(EXERCISE DESCRIPTION): Restate the records below word for word.

(STORED DATA):
|---|

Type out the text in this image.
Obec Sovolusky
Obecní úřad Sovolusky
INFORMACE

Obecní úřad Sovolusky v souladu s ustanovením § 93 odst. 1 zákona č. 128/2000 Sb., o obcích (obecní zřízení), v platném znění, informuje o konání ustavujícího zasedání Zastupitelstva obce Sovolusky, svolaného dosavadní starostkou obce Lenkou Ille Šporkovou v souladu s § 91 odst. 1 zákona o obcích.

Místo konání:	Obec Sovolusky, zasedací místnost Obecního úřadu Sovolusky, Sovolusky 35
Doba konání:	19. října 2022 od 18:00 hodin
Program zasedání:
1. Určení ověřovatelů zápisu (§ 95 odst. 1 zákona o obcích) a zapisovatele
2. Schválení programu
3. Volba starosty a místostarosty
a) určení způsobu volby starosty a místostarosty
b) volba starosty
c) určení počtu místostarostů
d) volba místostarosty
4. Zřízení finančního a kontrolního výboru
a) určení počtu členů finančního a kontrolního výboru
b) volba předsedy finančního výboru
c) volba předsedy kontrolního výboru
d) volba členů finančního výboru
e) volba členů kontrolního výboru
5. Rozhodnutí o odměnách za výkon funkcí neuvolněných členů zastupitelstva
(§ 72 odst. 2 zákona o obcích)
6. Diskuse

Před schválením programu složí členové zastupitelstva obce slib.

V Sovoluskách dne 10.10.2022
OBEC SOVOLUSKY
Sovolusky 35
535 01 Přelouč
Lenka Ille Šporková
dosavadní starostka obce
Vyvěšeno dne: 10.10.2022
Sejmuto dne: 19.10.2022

|---|

(RESPONSE BELOW):
Type out the text in this image.
Obec Sovolusky
Obecní úřad Sovolusky
INFORMACE

Obecní úřad Sovolusky v souladu s ustanovením § 93 odst. 1 zákona č. 128/2000 Sb., o obcích (obecní zřízení), v platném znění, informuje o konání ustavujícího zasedání Zastupitelstva obce Sovolusky, svolaného dosavadní starostkou obce Lenkou Ille Šporkovou v souladu s § 91 odst. 1 zákona o obcích.

Místo konání:	Obec Sovolusky, zasedací místnost Obecního úřadu Sovolusky, Sovolusky 35
Doba konání:	19. října 2022 od 18:00 hodin
Program zasedání:
1. Určení ověřovatelů zápisu (§ 95 odst. 1 zákona o obcích) a zapisovatele
2. Schválení programu
3. Volba starosty a místostarosty
a) určení způsobu volby starosty a místostarosty
b) volba starosty
c) určení počtu místostarostů
d) volba místostarosty
4. Zřízení finančního a kontrolního výboru
a) určení počtu členů finančního a kontrolního výboru
b) volba předsedy finančního výboru
c) volba předsedy kontrolního výboru
d) volba členů finančního výboru
e) volba členů kontrolního výboru
5. Rozhodnutí o odměnách za výkon funkcí neuvolněných členů zastupitelstva
(§ 72 odst. 2 zákona o obcích)
6. Diskuse

Před schválením programu složí členové zastupitelstva obce slib.

V Sovoluskách dne 10.10.2022
OBEC SOVOLUSKY
Sovolusky 35
535 01 Přelouč
Lenka Ille Šporková
dosavadní starostka obce
Vyvěšeno dne: 10.10.2022
Sejmuto dne: 19.10.2022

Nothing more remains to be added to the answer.